- [Exercise description]: List each line holding the string "Date".

- [Data to use]:
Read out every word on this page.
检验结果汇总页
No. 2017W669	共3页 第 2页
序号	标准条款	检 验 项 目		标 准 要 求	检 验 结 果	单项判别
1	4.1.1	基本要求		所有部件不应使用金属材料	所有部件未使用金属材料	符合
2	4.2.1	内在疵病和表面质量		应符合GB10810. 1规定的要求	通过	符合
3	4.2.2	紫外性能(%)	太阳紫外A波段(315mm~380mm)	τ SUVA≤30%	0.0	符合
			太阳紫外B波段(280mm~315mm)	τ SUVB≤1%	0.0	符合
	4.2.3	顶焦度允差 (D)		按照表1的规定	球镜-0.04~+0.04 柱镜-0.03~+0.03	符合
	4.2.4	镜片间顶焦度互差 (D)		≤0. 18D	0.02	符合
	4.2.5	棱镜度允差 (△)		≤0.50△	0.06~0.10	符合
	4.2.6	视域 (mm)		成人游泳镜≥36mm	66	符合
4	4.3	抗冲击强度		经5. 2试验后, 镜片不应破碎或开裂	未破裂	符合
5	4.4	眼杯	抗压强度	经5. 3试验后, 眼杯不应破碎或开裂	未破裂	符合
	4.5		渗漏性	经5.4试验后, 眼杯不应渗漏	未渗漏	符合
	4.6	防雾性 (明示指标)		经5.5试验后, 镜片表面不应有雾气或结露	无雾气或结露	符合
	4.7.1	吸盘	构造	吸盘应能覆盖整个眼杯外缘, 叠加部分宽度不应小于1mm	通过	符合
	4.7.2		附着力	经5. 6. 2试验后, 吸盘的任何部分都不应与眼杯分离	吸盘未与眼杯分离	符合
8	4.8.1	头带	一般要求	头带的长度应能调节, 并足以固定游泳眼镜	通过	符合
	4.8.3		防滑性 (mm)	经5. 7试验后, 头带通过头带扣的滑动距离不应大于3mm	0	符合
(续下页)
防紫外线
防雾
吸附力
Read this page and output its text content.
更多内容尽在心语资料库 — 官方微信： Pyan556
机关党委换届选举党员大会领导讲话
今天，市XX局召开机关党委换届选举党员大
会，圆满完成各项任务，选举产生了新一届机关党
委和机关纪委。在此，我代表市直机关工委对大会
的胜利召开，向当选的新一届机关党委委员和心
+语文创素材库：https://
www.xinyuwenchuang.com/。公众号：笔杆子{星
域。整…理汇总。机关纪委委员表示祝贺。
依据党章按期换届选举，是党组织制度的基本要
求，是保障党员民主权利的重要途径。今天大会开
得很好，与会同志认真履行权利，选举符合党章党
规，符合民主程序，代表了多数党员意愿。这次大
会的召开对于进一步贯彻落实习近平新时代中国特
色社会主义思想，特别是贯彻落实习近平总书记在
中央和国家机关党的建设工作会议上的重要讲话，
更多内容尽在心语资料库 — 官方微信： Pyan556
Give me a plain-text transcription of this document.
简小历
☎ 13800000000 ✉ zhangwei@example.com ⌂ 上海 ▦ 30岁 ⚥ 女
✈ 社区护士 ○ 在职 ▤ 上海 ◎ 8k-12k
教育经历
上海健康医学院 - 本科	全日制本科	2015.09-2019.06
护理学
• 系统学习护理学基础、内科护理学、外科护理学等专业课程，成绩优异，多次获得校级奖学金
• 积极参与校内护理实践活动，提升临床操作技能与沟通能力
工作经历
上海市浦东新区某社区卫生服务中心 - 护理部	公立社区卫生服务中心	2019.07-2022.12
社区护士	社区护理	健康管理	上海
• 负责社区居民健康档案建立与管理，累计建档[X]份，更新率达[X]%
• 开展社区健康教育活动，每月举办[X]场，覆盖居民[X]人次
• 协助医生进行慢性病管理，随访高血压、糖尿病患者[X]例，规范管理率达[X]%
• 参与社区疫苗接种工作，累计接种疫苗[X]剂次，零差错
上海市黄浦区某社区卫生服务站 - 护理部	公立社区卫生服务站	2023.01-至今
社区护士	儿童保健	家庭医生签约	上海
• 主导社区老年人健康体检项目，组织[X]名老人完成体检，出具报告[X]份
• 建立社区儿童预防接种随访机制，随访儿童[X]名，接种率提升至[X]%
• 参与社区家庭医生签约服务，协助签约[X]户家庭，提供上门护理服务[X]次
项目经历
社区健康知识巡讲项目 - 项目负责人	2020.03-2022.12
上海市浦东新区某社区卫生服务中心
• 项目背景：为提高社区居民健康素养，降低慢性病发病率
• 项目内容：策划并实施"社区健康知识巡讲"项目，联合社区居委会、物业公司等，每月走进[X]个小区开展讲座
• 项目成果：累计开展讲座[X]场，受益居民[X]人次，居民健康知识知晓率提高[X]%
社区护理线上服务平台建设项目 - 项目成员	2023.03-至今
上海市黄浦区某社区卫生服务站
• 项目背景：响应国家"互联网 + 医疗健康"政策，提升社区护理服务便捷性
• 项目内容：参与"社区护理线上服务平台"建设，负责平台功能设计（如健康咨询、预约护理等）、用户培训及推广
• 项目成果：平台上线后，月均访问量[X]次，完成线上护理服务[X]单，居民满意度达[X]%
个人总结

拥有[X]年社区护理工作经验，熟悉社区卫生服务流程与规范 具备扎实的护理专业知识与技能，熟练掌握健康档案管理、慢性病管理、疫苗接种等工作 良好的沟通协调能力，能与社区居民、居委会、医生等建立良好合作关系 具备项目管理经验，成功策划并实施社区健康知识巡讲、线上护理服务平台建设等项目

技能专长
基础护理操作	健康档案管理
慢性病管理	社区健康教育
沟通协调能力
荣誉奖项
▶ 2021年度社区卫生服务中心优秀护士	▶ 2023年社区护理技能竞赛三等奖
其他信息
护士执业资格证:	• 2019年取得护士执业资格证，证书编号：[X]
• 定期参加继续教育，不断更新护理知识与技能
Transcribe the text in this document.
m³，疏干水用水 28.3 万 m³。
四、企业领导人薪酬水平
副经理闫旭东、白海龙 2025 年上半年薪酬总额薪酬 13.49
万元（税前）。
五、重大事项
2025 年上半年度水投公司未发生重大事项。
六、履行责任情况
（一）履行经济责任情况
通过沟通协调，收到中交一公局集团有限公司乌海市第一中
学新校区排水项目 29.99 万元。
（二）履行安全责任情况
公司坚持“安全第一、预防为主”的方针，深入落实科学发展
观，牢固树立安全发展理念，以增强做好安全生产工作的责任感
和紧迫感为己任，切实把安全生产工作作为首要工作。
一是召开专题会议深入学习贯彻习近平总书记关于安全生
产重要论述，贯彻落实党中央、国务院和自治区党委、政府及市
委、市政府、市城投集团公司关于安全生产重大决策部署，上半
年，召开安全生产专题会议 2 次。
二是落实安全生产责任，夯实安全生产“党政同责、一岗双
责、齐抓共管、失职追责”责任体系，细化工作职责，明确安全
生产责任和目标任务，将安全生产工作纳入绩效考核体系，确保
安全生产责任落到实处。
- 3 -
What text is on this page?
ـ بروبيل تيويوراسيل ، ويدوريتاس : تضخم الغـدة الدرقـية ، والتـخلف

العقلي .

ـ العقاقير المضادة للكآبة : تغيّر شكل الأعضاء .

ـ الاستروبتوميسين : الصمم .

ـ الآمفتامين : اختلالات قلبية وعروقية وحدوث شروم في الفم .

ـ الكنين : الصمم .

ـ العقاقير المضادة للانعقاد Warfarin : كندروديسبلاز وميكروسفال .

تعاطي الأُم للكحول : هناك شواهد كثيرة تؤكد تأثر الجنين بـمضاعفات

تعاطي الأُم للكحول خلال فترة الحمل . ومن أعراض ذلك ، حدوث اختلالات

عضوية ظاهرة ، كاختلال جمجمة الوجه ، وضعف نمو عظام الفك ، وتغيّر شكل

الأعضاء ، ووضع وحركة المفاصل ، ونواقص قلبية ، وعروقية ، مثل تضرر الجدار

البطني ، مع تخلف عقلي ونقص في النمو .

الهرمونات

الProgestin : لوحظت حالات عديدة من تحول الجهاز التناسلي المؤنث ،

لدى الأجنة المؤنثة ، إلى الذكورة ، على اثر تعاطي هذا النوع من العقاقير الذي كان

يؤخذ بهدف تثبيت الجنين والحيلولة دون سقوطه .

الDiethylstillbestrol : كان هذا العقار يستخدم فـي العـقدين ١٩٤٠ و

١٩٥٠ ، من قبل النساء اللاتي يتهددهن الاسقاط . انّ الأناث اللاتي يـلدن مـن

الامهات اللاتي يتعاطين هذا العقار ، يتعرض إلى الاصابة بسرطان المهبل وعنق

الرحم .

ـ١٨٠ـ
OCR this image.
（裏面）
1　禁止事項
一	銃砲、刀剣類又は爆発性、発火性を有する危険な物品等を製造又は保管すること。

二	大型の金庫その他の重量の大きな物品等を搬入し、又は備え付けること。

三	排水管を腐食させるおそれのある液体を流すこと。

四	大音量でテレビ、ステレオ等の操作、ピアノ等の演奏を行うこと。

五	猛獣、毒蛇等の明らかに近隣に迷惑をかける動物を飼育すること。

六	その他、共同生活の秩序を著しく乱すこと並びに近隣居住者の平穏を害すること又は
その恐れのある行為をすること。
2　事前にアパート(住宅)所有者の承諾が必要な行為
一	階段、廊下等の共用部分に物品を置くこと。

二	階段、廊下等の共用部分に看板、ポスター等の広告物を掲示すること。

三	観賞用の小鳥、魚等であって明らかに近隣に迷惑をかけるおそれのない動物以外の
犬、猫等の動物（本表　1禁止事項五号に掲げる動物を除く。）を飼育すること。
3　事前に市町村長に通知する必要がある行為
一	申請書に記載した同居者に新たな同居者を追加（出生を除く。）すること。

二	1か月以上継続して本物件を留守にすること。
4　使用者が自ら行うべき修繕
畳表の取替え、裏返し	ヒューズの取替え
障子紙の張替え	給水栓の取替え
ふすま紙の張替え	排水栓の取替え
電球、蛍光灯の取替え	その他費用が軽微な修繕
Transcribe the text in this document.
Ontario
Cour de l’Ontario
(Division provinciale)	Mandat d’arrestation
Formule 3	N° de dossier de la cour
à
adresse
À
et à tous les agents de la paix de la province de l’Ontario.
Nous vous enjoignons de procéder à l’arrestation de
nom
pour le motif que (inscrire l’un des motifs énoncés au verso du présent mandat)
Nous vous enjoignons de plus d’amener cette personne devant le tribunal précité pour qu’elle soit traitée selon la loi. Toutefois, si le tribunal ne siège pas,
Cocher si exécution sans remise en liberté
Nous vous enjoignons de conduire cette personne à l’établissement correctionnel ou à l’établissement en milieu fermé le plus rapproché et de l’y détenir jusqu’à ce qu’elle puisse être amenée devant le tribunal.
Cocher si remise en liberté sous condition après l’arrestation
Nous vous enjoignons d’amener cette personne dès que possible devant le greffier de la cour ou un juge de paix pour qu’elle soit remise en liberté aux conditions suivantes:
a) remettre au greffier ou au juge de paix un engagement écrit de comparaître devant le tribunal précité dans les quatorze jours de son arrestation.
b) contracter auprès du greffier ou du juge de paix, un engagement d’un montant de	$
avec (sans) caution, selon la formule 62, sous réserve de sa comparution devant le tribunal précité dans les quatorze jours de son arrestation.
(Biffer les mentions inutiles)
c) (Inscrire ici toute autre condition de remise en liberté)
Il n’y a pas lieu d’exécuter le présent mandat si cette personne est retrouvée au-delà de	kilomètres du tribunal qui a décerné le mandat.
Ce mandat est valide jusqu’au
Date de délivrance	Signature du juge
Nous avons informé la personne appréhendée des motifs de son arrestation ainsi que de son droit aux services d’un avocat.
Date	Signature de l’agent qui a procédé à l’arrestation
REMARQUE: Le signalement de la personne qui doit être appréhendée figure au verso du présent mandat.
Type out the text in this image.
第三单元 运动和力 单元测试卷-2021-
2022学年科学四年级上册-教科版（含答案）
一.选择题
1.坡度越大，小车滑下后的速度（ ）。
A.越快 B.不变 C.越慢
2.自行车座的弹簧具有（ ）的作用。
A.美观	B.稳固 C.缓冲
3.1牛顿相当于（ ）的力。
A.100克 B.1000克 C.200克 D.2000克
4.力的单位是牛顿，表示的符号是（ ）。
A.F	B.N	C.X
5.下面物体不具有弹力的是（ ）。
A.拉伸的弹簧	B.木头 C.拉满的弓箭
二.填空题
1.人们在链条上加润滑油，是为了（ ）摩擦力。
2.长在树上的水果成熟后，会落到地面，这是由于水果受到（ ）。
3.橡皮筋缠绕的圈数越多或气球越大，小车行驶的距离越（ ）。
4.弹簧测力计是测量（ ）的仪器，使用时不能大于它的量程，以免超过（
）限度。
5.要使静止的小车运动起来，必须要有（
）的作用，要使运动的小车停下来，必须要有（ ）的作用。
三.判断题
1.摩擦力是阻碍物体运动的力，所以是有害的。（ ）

- [Written solution]:
Date de délivrance	Signature du juge
Date	Signature de l’agent qui a procédé à l’arrestation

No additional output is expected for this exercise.